>> start EXERCISE INPUTS
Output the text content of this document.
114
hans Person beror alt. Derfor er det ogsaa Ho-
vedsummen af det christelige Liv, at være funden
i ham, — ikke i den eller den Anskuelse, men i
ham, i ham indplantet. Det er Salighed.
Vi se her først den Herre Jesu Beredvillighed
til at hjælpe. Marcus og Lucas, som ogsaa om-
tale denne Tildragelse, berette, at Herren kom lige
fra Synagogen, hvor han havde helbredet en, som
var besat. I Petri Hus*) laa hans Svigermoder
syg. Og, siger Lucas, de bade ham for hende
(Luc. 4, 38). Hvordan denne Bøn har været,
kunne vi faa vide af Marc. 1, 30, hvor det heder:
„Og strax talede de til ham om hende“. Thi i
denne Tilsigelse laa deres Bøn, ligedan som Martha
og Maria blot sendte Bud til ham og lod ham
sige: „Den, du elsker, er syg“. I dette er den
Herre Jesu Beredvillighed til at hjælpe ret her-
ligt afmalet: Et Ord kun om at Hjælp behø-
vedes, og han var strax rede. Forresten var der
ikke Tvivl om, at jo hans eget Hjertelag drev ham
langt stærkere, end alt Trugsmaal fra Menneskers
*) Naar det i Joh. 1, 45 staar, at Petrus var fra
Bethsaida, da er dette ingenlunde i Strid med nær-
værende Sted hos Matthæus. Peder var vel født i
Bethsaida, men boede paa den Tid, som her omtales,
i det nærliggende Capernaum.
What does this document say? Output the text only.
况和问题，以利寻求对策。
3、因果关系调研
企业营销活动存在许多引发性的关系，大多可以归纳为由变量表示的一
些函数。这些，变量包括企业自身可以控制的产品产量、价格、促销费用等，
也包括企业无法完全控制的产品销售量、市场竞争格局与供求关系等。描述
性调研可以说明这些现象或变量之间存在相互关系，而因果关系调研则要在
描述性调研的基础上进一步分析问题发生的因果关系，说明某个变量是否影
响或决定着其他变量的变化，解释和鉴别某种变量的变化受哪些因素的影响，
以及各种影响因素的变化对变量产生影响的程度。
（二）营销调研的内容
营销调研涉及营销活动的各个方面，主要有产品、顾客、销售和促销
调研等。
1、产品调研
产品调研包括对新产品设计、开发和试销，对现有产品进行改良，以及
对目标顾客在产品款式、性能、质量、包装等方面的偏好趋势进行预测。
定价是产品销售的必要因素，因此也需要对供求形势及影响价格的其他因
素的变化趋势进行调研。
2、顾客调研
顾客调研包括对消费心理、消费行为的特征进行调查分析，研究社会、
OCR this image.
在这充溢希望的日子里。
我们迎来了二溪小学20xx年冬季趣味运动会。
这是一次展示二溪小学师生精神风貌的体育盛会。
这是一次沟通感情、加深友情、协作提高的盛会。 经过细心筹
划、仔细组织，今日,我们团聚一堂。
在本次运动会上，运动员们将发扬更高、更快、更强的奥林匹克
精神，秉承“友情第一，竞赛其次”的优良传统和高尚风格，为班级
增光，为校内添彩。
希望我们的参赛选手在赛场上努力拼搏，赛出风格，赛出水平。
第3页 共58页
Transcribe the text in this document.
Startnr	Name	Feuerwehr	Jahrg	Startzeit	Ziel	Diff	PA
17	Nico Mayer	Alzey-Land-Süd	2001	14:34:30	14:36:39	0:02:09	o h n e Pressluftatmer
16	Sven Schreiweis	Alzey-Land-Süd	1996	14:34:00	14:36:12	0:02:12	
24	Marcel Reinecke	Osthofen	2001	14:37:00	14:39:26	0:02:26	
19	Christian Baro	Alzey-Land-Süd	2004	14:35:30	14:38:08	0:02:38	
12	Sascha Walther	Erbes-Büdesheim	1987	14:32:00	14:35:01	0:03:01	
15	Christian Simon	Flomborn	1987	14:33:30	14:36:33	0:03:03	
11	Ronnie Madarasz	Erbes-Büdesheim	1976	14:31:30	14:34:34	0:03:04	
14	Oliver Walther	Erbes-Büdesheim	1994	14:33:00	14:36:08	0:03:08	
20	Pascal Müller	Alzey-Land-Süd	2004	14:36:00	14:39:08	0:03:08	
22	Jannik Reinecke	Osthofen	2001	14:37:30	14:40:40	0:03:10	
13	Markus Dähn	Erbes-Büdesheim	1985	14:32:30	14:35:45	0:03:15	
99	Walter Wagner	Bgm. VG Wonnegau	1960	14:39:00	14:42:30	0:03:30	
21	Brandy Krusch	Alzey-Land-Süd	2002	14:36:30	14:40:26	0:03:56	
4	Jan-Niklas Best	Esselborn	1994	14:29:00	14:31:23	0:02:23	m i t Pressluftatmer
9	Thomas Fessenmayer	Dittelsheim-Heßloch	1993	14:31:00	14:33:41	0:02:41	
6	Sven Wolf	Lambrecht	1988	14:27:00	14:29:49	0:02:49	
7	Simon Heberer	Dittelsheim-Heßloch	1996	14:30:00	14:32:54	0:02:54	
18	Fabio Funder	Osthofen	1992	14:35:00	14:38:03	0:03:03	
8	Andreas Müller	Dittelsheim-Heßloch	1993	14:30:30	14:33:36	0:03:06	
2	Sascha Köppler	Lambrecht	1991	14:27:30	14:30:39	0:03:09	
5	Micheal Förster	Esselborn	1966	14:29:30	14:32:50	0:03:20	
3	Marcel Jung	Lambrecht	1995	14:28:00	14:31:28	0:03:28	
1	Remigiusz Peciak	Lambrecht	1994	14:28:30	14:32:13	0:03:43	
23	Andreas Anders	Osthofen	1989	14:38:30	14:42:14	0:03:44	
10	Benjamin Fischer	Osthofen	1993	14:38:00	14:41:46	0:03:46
>> end EXERCISE INPUTS
→ EXERCISE OBJECTIVE: Write out every line from the records above, word for word.

→ TASK OUTPUT:
Output the text content of this document.
114
hans Person beror alt. Derfor er det ogsaa Ho-
vedsummen af det christelige Liv, at være funden
i ham, — ikke i den eller den Anskuelse, men i
ham, i ham indplantet. Det er Salighed.
Vi se her først den Herre Jesu Beredvillighed
til at hjælpe. Marcus og Lucas, som ogsaa om-
tale denne Tildragelse, berette, at Herren kom lige
fra Synagogen, hvor han havde helbredet en, som
var besat. I Petri Hus*) laa hans Svigermoder
syg. Og, siger Lucas, de bade ham for hende
(Luc. 4, 38). Hvordan denne Bøn har været,
kunne vi faa vide af Marc. 1, 30, hvor det heder:
„Og strax talede de til ham om hende“. Thi i
denne Tilsigelse laa deres Bøn, ligedan som Martha
og Maria blot sendte Bud til ham og lod ham
sige: „Den, du elsker, er syg“. I dette er den
Herre Jesu Beredvillighed til at hjælpe ret her-
ligt afmalet: Et Ord kun om at Hjælp behø-
vedes, og han var strax rede. Forresten var der
ikke Tvivl om, at jo hans eget Hjertelag drev ham
langt stærkere, end alt Trugsmaal fra Menneskers
*) Naar det i Joh. 1, 45 staar, at Petrus var fra
Bethsaida, da er dette ingenlunde i Strid med nær-
værende Sted hos Matthæus. Peder var vel født i
Bethsaida, men boede paa den Tid, som her omtales,
i det nærliggende Capernaum.
What does this document say? Output the text only.
况和问题，以利寻求对策。
3、因果关系调研
企业营销活动存在许多引发性的关系，大多可以归纳为由变量表示的一
些函数。这些，变量包括企业自身可以控制的产品产量、价格、促销费用等，
也包括企业无法完全控制的产品销售量、市场竞争格局与供求关系等。描述
性调研可以说明这些现象或变量之间存在相互关系，而因果关系调研则要在
描述性调研的基础上进一步分析问题发生的因果关系，说明某个变量是否影
响或决定着其他变量的变化，解释和鉴别某种变量的变化受哪些因素的影响，
以及各种影响因素的变化对变量产生影响的程度。
（二）营销调研的内容
营销调研涉及营销活动的各个方面，主要有产品、顾客、销售和促销
调研等。
1、产品调研
产品调研包括对新产品设计、开发和试销，对现有产品进行改良，以及
对目标顾客在产品款式、性能、质量、包装等方面的偏好趋势进行预测。
定价是产品销售的必要因素，因此也需要对供求形势及影响价格的其他因
素的变化趋势进行调研。
2、顾客调研
顾客调研包括对消费心理、消费行为的特征进行调查分析，研究社会、
OCR this image.
在这充溢希望的日子里。
我们迎来了二溪小学20xx年冬季趣味运动会。
这是一次展示二溪小学师生精神风貌的体育盛会。
这是一次沟通感情、加深友情、协作提高的盛会。 经过细心筹
划、仔细组织，今日,我们团聚一堂。
在本次运动会上，运动员们将发扬更高、更快、更强的奥林匹克
精神，秉承“友情第一，竞赛其次”的优良传统和高尚风格，为班级
增光，为校内添彩。
希望我们的参赛选手在赛场上努力拼搏，赛出风格，赛出水平。
第3页 共58页
Transcribe the text in this document.
Startnr	Name	Feuerwehr	Jahrg	Startzeit	Ziel	Diff	PA
17	Nico Mayer	Alzey-Land-Süd	2001	14:34:30	14:36:39	0:02:09	o h n e Pressluftatmer
16	Sven Schreiweis	Alzey-Land-Süd	1996	14:34:00	14:36:12	0:02:12	
24	Marcel Reinecke	Osthofen	2001	14:37:00	14:39:26	0:02:26	
19	Christian Baro	Alzey-Land-Süd	2004	14:35:30	14:38:08	0:02:38	
12	Sascha Walther	Erbes-Büdesheim	1987	14:32:00	14:35:01	0:03:01	
15	Christian Simon	Flomborn	1987	14:33:30	14:36:33	0:03:03	
11	Ronnie Madarasz	Erbes-Büdesheim	1976	14:31:30	14:34:34	0:03:04	
14	Oliver Walther	Erbes-Büdesheim	1994	14:33:00	14:36:08	0:03:08	
20	Pascal Müller	Alzey-Land-Süd	2004	14:36:00	14:39:08	0:03:08	
22	Jannik Reinecke	Osthofen	2001	14:37:30	14:40:40	0:03:10	
13	Markus Dähn	Erbes-Büdesheim	1985	14:32:30	14:35:45	0:03:15	
99	Walter Wagner	Bgm. VG Wonnegau	1960	14:39:00	14:42:30	0:03:30	
21	Brandy Krusch	Alzey-Land-Süd	2002	14:36:30	14:40:26	0:03:56	
4	Jan-Niklas Best	Esselborn	1994	14:29:00	14:31:23	0:02:23	m i t Pressluftatmer
9	Thomas Fessenmayer	Dittelsheim-Heßloch	1993	14:31:00	14:33:41	0:02:41	
6	Sven Wolf	Lambrecht	1988	14:27:00	14:29:49	0:02:49	
7	Simon Heberer	Dittelsheim-Heßloch	1996	14:30:00	14:32:54	0:02:54	
18	Fabio Funder	Osthofen	1992	14:35:00	14:38:03	0:03:03	
8	Andreas Müller	Dittelsheim-Heßloch	1993	14:30:30	14:33:36	0:03:06	
2	Sascha Köppler	Lambrecht	1991	14:27:30	14:30:39	0:03:09	
5	Micheal Förster	Esselborn	1966	14:29:30	14:32:50	0:03:20	
3	Marcel Jung	Lambrecht	1995	14:28:00	14:31:28	0:03:28	
1	Remigiusz Peciak	Lambrecht	1994	14:28:30	14:32:13	0:03:43	
23	Andreas Anders	Osthofen	1989	14:38:30	14:42:14	0:03:44	
10	Benjamin Fischer	Osthofen	1993	14:38:00	14:41:46	0:03:46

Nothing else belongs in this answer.